:: Input for this task

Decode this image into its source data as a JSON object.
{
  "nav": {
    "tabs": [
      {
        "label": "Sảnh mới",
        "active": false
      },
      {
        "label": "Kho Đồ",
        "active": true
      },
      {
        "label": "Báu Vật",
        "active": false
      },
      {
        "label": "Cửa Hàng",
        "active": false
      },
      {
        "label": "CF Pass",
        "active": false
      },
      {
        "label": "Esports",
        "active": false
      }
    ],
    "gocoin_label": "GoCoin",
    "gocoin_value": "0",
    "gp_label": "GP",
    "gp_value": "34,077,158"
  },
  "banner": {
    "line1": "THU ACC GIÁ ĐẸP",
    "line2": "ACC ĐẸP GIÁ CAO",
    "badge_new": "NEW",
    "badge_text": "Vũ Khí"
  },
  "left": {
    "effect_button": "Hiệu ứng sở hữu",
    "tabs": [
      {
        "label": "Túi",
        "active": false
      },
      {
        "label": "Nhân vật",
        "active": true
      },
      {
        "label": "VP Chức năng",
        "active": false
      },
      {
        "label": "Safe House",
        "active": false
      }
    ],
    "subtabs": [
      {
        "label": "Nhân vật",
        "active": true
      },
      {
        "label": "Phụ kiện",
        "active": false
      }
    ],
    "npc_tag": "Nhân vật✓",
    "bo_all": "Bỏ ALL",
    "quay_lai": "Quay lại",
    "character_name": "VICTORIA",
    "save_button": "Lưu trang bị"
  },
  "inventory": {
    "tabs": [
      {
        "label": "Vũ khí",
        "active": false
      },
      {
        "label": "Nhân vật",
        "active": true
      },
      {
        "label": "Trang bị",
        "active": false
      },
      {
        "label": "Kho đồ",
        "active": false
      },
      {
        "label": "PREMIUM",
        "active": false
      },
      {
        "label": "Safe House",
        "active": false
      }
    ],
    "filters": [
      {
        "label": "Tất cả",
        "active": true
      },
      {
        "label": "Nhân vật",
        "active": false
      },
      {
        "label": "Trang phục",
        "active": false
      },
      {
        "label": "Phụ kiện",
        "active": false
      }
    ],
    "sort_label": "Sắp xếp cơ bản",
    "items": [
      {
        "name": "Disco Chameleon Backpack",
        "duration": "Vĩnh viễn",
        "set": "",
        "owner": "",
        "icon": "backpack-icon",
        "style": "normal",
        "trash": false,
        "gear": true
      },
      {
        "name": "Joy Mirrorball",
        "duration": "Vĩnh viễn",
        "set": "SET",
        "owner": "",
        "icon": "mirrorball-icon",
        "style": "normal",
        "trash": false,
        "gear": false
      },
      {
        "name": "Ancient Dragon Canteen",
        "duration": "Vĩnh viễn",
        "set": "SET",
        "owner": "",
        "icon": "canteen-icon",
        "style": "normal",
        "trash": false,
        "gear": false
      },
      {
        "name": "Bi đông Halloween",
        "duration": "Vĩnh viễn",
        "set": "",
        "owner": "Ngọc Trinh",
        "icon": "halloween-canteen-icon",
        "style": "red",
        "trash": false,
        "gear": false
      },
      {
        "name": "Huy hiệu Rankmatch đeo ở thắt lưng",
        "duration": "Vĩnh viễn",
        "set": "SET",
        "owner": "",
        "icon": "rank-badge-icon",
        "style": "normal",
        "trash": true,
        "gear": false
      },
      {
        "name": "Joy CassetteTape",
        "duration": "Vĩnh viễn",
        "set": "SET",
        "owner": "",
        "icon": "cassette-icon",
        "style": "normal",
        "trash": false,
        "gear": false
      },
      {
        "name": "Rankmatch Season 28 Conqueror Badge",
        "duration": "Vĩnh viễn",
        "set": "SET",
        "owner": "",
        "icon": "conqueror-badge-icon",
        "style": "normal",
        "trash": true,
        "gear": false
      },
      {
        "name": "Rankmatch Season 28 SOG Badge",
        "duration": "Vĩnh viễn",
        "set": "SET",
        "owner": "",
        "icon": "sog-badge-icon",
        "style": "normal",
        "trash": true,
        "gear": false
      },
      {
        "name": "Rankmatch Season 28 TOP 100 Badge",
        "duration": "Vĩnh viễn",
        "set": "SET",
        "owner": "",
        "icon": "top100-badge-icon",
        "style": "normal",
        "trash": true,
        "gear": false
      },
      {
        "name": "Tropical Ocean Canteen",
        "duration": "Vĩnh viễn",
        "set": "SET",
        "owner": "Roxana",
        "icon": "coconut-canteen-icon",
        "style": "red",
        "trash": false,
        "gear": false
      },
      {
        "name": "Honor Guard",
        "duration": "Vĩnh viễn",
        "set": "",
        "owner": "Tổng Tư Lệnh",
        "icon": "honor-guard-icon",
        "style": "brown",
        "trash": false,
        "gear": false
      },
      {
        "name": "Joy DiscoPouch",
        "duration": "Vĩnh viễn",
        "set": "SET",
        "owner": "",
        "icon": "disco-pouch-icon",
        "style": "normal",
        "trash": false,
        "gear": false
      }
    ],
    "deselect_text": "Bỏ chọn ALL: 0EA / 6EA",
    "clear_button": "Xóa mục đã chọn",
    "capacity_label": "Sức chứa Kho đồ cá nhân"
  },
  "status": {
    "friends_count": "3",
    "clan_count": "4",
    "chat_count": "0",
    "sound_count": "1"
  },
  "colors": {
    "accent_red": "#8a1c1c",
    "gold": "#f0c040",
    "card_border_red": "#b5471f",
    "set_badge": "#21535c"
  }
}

::::

- Task to complete:
From the preceding material, extract every line exactly.

- Written answer:
Decode this image into its source data as a JSON object.
{
  "nav": {
    "tabs": [
      {
        "label": "Sảnh mới",
        "active": false
      },
      {
        "label": "Kho Đồ",
        "active": true
      },
      {
        "label": "Báu Vật",
        "active": false
      },
      {
        "label": "Cửa Hàng",
        "active": false
      },
      {
        "label": "CF Pass",
        "active": false
      },
      {
        "label": "Esports",
        "active": false
      }
    ],
    "gocoin_label": "GoCoin",
    "gocoin_value": "0",
    "gp_label": "GP",
    "gp_value": "34,077,158"
  },
  "banner": {
    "line1": "THU ACC GIÁ ĐẸP",
    "line2": "ACC ĐẸP GIÁ CAO",
    "badge_new": "NEW",
    "badge_text": "Vũ Khí"
  },
  "left": {
    "effect_button": "Hiệu ứng sở hữu",
    "tabs": [
      {
        "label": "Túi",
        "active": false
      },
      {
        "label": "Nhân vật",
        "active": true
      },
      {
        "label": "VP Chức năng",
        "active": false
      },
      {
        "label": "Safe House",
        "active": false
      }
    ],
    "subtabs": [
      {
        "label": "Nhân vật",
        "active": true
      },
      {
        "label": "Phụ kiện",
        "active": false
      }
    ],
    "npc_tag": "Nhân vật✓",
    "bo_all": "Bỏ ALL",
    "quay_lai": "Quay lại",
    "character_name": "VICTORIA",
    "save_button": "Lưu trang bị"
  },
  "inventory": {
    "tabs": [
      {
        "label": "Vũ khí",
        "active": false
      },
      {
        "label": "Nhân vật",
        "active": true
      },
      {
        "label": "Trang bị",
        "active": false
      },
      {
        "label": "Kho đồ",
        "active": false
      },
      {
        "label": "PREMIUM",
        "active": false
      },
      {
        "label": "Safe House",
        "active": false
      }
    ],
    "filters": [
      {
        "label": "Tất cả",
        "active": true
      },
      {
        "label": "Nhân vật",
        "active": false
      },
      {
        "label": "Trang phục",
        "active": false
      },
      {
        "label": "Phụ kiện",
        "active": false
      }
    ],
    "sort_label": "Sắp xếp cơ bản",
    "items": [
      {
        "name": "Disco Chameleon Backpack",
        "duration": "Vĩnh viễn",
        "set": "",
        "owner": "",
        "icon": "backpack-icon",
        "style": "normal",
        "trash": false,
        "gear": true
      },
      {
        "name": "Joy Mirrorball",
        "duration": "Vĩnh viễn",
        "set": "SET",
        "owner": "",
        "icon": "mirrorball-icon",
        "style": "normal",
        "trash": false,
        "gear": false
      },
      {
        "name": "Ancient Dragon Canteen",
        "duration": "Vĩnh viễn",
        "set": "SET",
        "owner": "",
        "icon": "canteen-icon",
        "style": "normal",
        "trash": false,
        "gear": false
      },
      {
        "name": "Bi đông Halloween",
        "duration": "Vĩnh viễn",
        "set": "",
        "owner": "Ngọc Trinh",
        "icon": "halloween-canteen-icon",
        "style": "red",
        "trash": false,
        "gear": false
      },
      {
        "name": "Huy hiệu Rankmatch đeo ở thắt lưng",
        "duration": "Vĩnh viễn",
        "set": "SET",
        "owner": "",
        "icon": "rank-badge-icon",
        "style": "normal",
        "trash": true,
        "gear": false
      },
      {
        "name": "Joy CassetteTape",
        "duration": "Vĩnh viễn",
        "set": "SET",
        "owner": "",
        "icon": "cassette-icon",
        "style": "normal",
        "trash": false,
        "gear": false
      },
      {
        "name": "Rankmatch Season 28 Conqueror Badge",
        "duration": "Vĩnh viễn",
        "set": "SET",
        "owner": "",
        "icon": "conqueror-badge-icon",
        "style": "normal",
        "trash": true,
        "gear": false
      },
      {
        "name": "Rankmatch Season 28 SOG Badge",
        "duration": "Vĩnh viễn",
        "set": "SET",
        "owner": "",
        "icon": "sog-badge-icon",
        "style": "normal",
        "trash": true,
        "gear": false
      },
      {
        "name": "Rankmatch Season 28 TOP 100 Badge",
        "duration": "Vĩnh viễn",
        "set": "SET",
        "owner": "",
        "icon": "top100-badge-icon",
        "style": "normal",
        "trash": true,
        "gear": false
      },
      {
        "name": "Tropical Ocean Canteen",
        "duration": "Vĩnh viễn",
        "set": "SET",
        "owner": "Roxana",
        "icon": "coconut-canteen-icon",
        "style": "red",
        "trash": false,
        "gear": false
      },
      {
        "name": "Honor Guard",
        "duration": "Vĩnh viễn",
        "set": "",
        "owner": "Tổng Tư Lệnh",
        "icon": "honor-guard-icon",
        "style": "brown",
        "trash": false,
        "gear": false
      },
      {
        "name": "Joy DiscoPouch",
        "duration": "Vĩnh viễn",
        "set": "SET",
        "owner": "",
        "icon": "disco-pouch-icon",
        "style": "normal",
        "trash": false,
        "gear": false
      }
    ],
    "deselect_text": "Bỏ chọn ALL: 0EA / 6EA",
    "clear_button": "Xóa mục đã chọn",
    "capacity_label": "Sức chứa Kho đồ cá nhân"
  },
  "status": {
    "friends_count": "3",
    "clan_count": "4",
    "chat_count": "0",
    "sound_count": "1"
  },
  "colors": {
    "accent_red": "#8a1c1c",
    "gold": "#f0c040",
    "card_border_red": "#b5471f",
    "set_badge": "#21535c"
  }
}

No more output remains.